Data records:
☆ ☆ ☆ ☆

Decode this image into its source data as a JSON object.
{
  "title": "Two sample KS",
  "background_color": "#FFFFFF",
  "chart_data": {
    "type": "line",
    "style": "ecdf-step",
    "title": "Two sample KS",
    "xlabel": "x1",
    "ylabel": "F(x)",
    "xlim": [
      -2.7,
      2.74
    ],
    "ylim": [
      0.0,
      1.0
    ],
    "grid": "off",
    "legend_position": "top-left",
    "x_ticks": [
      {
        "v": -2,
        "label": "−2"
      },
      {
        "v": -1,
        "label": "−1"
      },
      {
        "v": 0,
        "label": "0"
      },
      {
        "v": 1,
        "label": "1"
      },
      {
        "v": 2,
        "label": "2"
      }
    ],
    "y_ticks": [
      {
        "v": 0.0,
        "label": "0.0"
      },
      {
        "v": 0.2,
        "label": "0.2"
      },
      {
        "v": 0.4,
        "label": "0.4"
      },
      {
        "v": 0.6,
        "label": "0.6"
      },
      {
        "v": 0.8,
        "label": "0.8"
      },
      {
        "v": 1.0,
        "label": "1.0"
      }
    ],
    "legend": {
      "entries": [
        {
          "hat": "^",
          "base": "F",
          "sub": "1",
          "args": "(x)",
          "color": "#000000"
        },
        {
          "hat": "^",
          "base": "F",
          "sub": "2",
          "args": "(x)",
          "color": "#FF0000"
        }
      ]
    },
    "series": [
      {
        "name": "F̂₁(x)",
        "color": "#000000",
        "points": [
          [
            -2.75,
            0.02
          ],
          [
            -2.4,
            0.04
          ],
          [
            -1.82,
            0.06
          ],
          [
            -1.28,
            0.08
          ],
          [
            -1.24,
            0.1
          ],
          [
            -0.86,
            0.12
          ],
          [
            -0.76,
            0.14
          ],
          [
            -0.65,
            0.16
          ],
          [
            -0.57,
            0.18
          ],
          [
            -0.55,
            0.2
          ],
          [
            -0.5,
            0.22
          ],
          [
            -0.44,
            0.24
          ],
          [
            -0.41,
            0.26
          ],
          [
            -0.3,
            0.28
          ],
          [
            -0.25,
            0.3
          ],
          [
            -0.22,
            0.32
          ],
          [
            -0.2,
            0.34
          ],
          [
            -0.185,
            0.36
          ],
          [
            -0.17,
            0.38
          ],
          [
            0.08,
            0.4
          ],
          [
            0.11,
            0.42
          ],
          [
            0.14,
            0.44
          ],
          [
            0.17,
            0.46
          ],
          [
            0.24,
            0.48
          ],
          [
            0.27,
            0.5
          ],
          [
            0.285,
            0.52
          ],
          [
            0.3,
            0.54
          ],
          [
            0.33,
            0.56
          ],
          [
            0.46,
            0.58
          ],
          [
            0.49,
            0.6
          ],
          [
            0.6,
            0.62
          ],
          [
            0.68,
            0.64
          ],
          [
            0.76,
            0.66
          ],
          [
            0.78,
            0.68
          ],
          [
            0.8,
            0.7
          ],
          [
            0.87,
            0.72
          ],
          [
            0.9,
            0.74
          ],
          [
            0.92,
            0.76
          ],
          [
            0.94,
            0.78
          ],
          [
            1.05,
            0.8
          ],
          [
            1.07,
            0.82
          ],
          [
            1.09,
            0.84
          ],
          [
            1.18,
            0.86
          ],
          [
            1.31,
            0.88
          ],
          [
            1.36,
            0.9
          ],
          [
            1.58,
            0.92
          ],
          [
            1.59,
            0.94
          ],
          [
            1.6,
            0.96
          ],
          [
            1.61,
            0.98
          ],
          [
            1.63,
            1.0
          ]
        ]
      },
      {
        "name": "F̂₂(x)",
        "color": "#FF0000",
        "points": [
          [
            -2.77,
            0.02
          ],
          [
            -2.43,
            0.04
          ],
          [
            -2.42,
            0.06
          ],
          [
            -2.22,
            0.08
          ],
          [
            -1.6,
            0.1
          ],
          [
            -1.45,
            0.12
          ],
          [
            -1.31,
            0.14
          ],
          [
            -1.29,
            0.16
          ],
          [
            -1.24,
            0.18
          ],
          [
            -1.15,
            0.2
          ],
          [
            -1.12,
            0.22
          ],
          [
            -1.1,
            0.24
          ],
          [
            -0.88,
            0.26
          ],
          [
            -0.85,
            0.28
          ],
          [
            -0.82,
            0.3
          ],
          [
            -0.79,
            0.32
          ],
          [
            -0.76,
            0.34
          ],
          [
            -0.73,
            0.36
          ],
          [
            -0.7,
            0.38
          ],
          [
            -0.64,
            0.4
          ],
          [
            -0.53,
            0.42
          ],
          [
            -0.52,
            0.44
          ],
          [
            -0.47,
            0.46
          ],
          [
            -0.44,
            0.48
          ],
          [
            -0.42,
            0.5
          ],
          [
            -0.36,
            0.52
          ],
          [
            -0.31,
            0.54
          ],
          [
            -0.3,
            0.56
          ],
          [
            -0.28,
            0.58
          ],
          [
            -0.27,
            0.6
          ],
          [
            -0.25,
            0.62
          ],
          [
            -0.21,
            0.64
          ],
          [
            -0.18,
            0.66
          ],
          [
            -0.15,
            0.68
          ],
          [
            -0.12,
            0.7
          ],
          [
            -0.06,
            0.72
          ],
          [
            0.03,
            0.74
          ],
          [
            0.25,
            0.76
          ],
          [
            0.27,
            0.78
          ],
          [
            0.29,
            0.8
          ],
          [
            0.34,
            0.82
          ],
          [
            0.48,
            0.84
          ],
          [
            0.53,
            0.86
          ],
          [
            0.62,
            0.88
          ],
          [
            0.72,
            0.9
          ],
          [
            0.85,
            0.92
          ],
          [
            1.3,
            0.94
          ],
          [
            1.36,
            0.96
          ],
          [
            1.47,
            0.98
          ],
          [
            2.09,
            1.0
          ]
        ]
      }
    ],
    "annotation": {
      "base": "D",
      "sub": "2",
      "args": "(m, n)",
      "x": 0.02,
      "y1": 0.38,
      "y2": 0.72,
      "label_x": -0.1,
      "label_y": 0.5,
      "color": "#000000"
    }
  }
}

☆ ☆ ☆ ☆

(WRITTEN PROBLEM):
Restate the data above exactly, keeping each word as it stands.

(WRITTEN RESPONSE):
Decode this image into its source data as a JSON object.
{
  "title": "Two sample KS",
  "background_color": "#FFFFFF",
  "chart_data": {
    "type": "line",
    "style": "ecdf-step",
    "title": "Two sample KS",
    "xlabel": "x1",
    "ylabel": "F(x)",
    "xlim": [
      -2.7,
      2.74
    ],
    "ylim": [
      0.0,
      1.0
    ],
    "grid": "off",
    "legend_position": "top-left",
    "x_ticks": [
      {
        "v": -2,
        "label": "−2"
      },
      {
        "v": -1,
        "label": "−1"
      },
      {
        "v": 0,
        "label": "0"
      },
      {
        "v": 1,
        "label": "1"
      },
      {
        "v": 2,
        "label": "2"
      }
    ],
    "y_ticks": [
      {
        "v": 0.0,
        "label": "0.0"
      },
      {
        "v": 0.2,
        "label": "0.2"
      },
      {
        "v": 0.4,
        "label": "0.4"
      },
      {
        "v": 0.6,
        "label": "0.6"
      },
      {
        "v": 0.8,
        "label": "0.8"
      },
      {
        "v": 1.0,
        "label": "1.0"
      }
    ],
    "legend": {
      "entries": [
        {
          "hat": "^",
          "base": "F",
          "sub": "1",
          "args": "(x)",
          "color": "#000000"
        },
        {
          "hat": "^",
          "base": "F",
          "sub": "2",
          "args": "(x)",
          "color": "#FF0000"
        }
      ]
    },
    "series": [
      {
        "name": "F̂₁(x)",
        "color": "#000000",
        "points": [
          [
            -2.75,
            0.02
          ],
          [
            -2.4,
            0.04
          ],
          [
            -1.82,
            0.06
          ],
          [
            -1.28,
            0.08
          ],
          [
            -1.24,
            0.1
          ],
          [
            -0.86,
            0.12
          ],
          [
            -0.76,
            0.14
          ],
          [
            -0.65,
            0.16
          ],
          [
            -0.57,
            0.18
          ],
          [
            -0.55,
            0.2
          ],
          [
            -0.5,
            0.22
          ],
          [
            -0.44,
            0.24
          ],
          [
            -0.41,
            0.26
          ],
          [
            -0.3,
            0.28
          ],
          [
            -0.25,
            0.3
          ],
          [
            -0.22,
            0.32
          ],
          [
            -0.2,
            0.34
          ],
          [
            -0.185,
            0.36
          ],
          [
            -0.17,
            0.38
          ],
          [
            0.08,
            0.4
          ],
          [
            0.11,
            0.42
          ],
          [
            0.14,
            0.44
          ],
          [
            0.17,
            0.46
          ],
          [
            0.24,
            0.48
          ],
          [
            0.27,
            0.5
          ],
          [
            0.285,
            0.52
          ],
          [
            0.3,
            0.54
          ],
          [
            0.33,
            0.56
          ],
          [
            0.46,
            0.58
          ],
          [
            0.49,
            0.6
          ],
          [
            0.6,
            0.62
          ],
          [
            0.68,
            0.64
          ],
          [
            0.76,
            0.66
          ],
          [
            0.78,
            0.68
          ],
          [
            0.8,
            0.7
          ],
          [
            0.87,
            0.72
          ],
          [
            0.9,
            0.74
          ],
          [
            0.92,
            0.76
          ],
          [
            0.94,
            0.78
          ],
          [
            1.05,
            0.8
          ],
          [
            1.07,
            0.82
          ],
          [
            1.09,
            0.84
          ],
          [
            1.18,
            0.86
          ],
          [
            1.31,
            0.88
          ],
          [
            1.36,
            0.9
          ],
          [
            1.58,
            0.92
          ],
          [
            1.59,
            0.94
          ],
          [
            1.6,
            0.96
          ],
          [
            1.61,
            0.98
          ],
          [
            1.63,
            1.0
          ]
        ]
      },
      {
        "name": "F̂₂(x)",
        "color": "#FF0000",
        "points": [
          [
            -2.77,
            0.02
          ],
          [
            -2.43,
            0.04
          ],
          [
            -2.42,
            0.06
          ],
          [
            -2.22,
            0.08
          ],
          [
            -1.6,
            0.1
          ],
          [
            -1.45,
            0.12
          ],
          [
            -1.31,
            0.14
          ],
          [
            -1.29,
            0.16
          ],
          [
            -1.24,
            0.18
          ],
          [
            -1.15,
            0.2
          ],
          [
            -1.12,
            0.22
          ],
          [
            -1.1,
            0.24
          ],
          [
            -0.88,
            0.26
          ],
          [
            -0.85,
            0.28
          ],
          [
            -0.82,
            0.3
          ],
          [
            -0.79,
            0.32
          ],
          [
            -0.76,
            0.34
          ],
          [
            -0.73,
            0.36
          ],
          [
            -0.7,
            0.38
          ],
          [
            -0.64,
            0.4
          ],
          [
            -0.53,
            0.42
          ],
          [
            -0.52,
            0.44
          ],
          [
            -0.47,
            0.46
          ],
          [
            -0.44,
            0.48
          ],
          [
            -0.42,
            0.5
          ],
          [
            -0.36,
            0.52
          ],
          [
            -0.31,
            0.54
          ],
          [
            -0.3,
            0.56
          ],
          [
            -0.28,
            0.58
          ],
          [
            -0.27,
            0.6
          ],
          [
            -0.25,
            0.62
          ],
          [
            -0.21,
            0.64
          ],
          [
            -0.18,
            0.66
          ],
          [
            -0.15,
            0.68
          ],
          [
            -0.12,
            0.7
          ],
          [
            -0.06,
            0.72
          ],
          [
            0.03,
            0.74
          ],
          [
            0.25,
            0.76
          ],
          [
            0.27,
            0.78
          ],
          [
            0.29,
            0.8
          ],
          [
            0.34,
            0.82
          ],
          [
            0.48,
            0.84
          ],
          [
            0.53,
            0.86
          ],
          [
            0.62,
            0.88
          ],
          [
            0.72,
            0.9
          ],
          [
            0.85,
            0.92
          ],
          [
            1.3,
            0.94
          ],
          [
            1.36,
            0.96
          ],
          [
            1.47,
            0.98
          ],
          [
            2.09,
            1.0
          ]
        ]
      }
    ],
    "annotation": {
      "base": "D",
      "sub": "2",
      "args": "(m, n)",
      "x": 0.02,
      "y1": 0.38,
      "y2": 0.72,
      "label_x": -0.1,
      "label_y": 0.5,
      "color": "#000000"
    }
  }
}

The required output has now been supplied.